**What to work on:**
Type out all the records word for word. Any pictures are to be left out.

**Records for the exercise:**

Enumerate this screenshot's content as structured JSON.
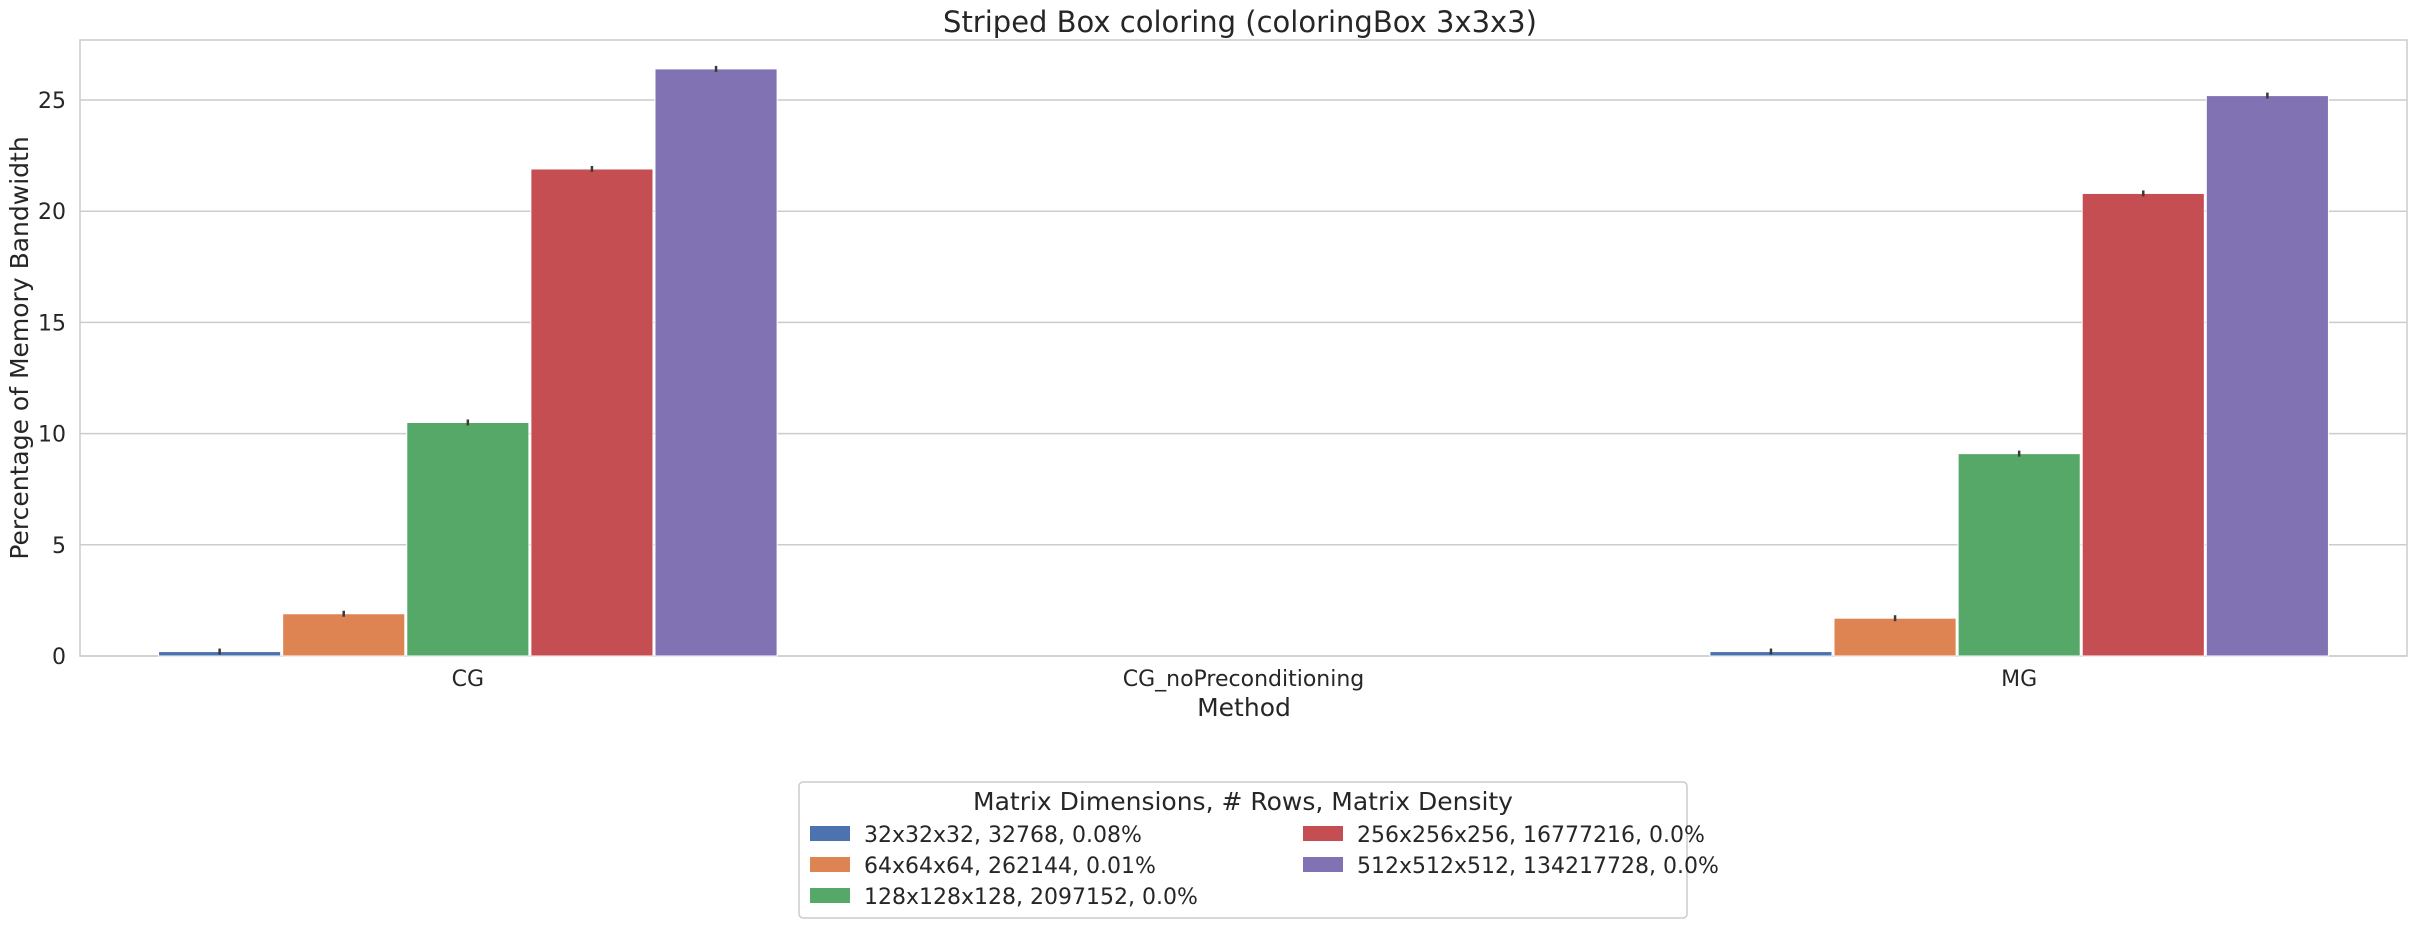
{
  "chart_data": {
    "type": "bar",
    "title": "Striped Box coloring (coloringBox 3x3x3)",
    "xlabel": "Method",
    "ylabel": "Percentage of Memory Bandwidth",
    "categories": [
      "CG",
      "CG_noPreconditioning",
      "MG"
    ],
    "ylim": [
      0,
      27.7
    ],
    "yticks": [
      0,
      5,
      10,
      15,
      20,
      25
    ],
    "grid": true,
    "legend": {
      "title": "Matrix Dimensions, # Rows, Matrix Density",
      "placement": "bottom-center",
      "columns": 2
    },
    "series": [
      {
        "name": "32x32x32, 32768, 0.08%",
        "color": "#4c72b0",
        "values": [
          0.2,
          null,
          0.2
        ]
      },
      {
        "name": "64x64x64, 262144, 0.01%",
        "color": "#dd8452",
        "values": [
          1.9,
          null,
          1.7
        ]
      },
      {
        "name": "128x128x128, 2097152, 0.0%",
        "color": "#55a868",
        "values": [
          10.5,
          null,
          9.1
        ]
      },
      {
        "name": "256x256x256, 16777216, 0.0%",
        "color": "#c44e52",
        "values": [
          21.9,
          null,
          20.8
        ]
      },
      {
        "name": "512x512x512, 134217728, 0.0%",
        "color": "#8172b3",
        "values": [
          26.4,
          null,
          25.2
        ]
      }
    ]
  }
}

**Written response:**
Enumerate this screenshot's content as structured JSON.
{
  "chart_data": {
    "type": "bar",
    "title": "Striped Box coloring (coloringBox 3x3x3)",
    "xlabel": "Method",
    "ylabel": "Percentage of Memory Bandwidth",
    "categories": [
      "CG",
      "CG_noPreconditioning",
      "MG"
    ],
    "ylim": [
      0,
      27.7
    ],
    "yticks": [
      0,
      5,
      10,
      15,
      20,
      25
    ],
    "grid": true,
    "legend": {
      "title": "Matrix Dimensions, # Rows, Matrix Density",
      "placement": "bottom-center",
      "columns": 2
    },
    "series": [
      {
        "name": "32x32x32, 32768, 0.08%",
        "color": "#4c72b0",
        "values": [
          0.2,
          null,
          0.2
        ]
      },
      {
        "name": "64x64x64, 262144, 0.01%",
        "color": "#dd8452",
        "values": [
          1.9,
          null,
          1.7
        ]
      },
      {
        "name": "128x128x128, 2097152, 0.0%",
        "color": "#55a868",
        "values": [
          10.5,
          null,
          9.1
        ]
      },
      {
        "name": "256x256x256, 16777216, 0.0%",
        "color": "#c44e52",
        "values": [
          21.9,
          null,
          20.8
        ]
      },
      {
        "name": "512x512x512, 134217728, 0.0%",
        "color": "#8172b3",
        "values": [
          26.4,
          null,
          25.2
        ]
      }
    ]
  }
}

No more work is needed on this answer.